◆ **INSTRUCTIONS TO FOLLOW**:
Retype the full set of records. Keep every character identical.

◆ **RECORD EXTRACTS**:
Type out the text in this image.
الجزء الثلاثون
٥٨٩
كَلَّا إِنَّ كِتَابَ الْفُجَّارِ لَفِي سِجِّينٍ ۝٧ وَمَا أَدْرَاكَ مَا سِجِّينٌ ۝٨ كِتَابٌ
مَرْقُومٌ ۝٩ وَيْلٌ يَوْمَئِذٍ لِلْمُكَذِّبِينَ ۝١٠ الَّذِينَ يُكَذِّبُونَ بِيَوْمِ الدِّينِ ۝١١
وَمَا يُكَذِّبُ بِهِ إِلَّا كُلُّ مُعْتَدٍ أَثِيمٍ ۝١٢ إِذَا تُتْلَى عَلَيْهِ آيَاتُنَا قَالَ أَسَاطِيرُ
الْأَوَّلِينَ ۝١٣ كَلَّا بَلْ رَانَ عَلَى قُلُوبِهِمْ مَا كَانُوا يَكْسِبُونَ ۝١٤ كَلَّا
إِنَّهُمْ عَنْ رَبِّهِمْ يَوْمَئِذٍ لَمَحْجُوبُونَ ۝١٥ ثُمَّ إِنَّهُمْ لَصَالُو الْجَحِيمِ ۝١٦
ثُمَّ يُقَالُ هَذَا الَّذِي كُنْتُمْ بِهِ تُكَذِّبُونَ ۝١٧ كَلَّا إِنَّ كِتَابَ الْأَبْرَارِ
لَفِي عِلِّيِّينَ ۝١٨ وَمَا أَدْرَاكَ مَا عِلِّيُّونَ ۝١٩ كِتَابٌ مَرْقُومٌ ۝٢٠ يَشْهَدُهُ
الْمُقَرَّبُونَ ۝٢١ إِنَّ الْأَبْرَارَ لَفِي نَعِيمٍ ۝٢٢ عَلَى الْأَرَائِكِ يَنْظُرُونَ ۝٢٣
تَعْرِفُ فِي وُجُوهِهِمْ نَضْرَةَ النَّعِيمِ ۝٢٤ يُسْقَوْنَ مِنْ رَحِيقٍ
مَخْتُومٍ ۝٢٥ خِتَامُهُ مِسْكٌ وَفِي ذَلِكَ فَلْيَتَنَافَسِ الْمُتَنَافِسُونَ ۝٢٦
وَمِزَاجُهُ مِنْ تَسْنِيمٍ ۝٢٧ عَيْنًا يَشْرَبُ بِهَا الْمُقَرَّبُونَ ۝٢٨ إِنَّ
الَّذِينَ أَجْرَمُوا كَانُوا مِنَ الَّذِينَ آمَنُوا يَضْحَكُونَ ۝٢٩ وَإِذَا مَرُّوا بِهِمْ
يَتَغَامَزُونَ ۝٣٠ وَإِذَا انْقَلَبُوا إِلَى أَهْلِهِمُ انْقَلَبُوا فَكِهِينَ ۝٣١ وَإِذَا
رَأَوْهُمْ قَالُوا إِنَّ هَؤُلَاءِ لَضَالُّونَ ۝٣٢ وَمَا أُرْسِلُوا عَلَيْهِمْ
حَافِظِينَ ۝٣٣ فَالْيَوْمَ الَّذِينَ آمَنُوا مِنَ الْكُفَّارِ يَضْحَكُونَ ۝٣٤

◆ **ANSWER BELOW**:
Type out the text in this image.
الجزء الثلاثون
٥٨٩
كَلَّا إِنَّ كِتَابَ الْفُجَّارِ لَفِي سِجِّينٍ ۝٧ وَمَا أَدْرَاكَ مَا سِجِّينٌ ۝٨ كِتَابٌ
مَرْقُومٌ ۝٩ وَيْلٌ يَوْمَئِذٍ لِلْمُكَذِّبِينَ ۝١٠ الَّذِينَ يُكَذِّبُونَ بِيَوْمِ الدِّينِ ۝١١
وَمَا يُكَذِّبُ بِهِ إِلَّا كُلُّ مُعْتَدٍ أَثِيمٍ ۝١٢ إِذَا تُتْلَى عَلَيْهِ آيَاتُنَا قَالَ أَسَاطِيرُ
الْأَوَّلِينَ ۝١٣ كَلَّا بَلْ رَانَ عَلَى قُلُوبِهِمْ مَا كَانُوا يَكْسِبُونَ ۝١٤ كَلَّا
إِنَّهُمْ عَنْ رَبِّهِمْ يَوْمَئِذٍ لَمَحْجُوبُونَ ۝١٥ ثُمَّ إِنَّهُمْ لَصَالُو الْجَحِيمِ ۝١٦
ثُمَّ يُقَالُ هَذَا الَّذِي كُنْتُمْ بِهِ تُكَذِّبُونَ ۝١٧ كَلَّا إِنَّ كِتَابَ الْأَبْرَارِ
لَفِي عِلِّيِّينَ ۝١٨ وَمَا أَدْرَاكَ مَا عِلِّيُّونَ ۝١٩ كِتَابٌ مَرْقُومٌ ۝٢٠ يَشْهَدُهُ
الْمُقَرَّبُونَ ۝٢١ إِنَّ الْأَبْرَارَ لَفِي نَعِيمٍ ۝٢٢ عَلَى الْأَرَائِكِ يَنْظُرُونَ ۝٢٣
تَعْرِفُ فِي وُجُوهِهِمْ نَضْرَةَ النَّعِيمِ ۝٢٤ يُسْقَوْنَ مِنْ رَحِيقٍ
مَخْتُومٍ ۝٢٥ خِتَامُهُ مِسْكٌ وَفِي ذَلِكَ فَلْيَتَنَافَسِ الْمُتَنَافِسُونَ ۝٢٦
وَمِزَاجُهُ مِنْ تَسْنِيمٍ ۝٢٧ عَيْنًا يَشْرَبُ بِهَا الْمُقَرَّبُونَ ۝٢٨ إِنَّ
الَّذِينَ أَجْرَمُوا كَانُوا مِنَ الَّذِينَ آمَنُوا يَضْحَكُونَ ۝٢٩ وَإِذَا مَرُّوا بِهِمْ
يَتَغَامَزُونَ ۝٣٠ وَإِذَا انْقَلَبُوا إِلَى أَهْلِهِمُ انْقَلَبُوا فَكِهِينَ ۝٣١ وَإِذَا
رَأَوْهُمْ قَالُوا إِنَّ هَؤُلَاءِ لَضَالُّونَ ۝٣٢ وَمَا أُرْسِلُوا عَلَيْهِمْ
حَافِظِينَ ۝٣٣ فَالْيَوْمَ الَّذِينَ آمَنُوا مِنَ الْكُفَّارِ يَضْحَكُونَ ۝٣٤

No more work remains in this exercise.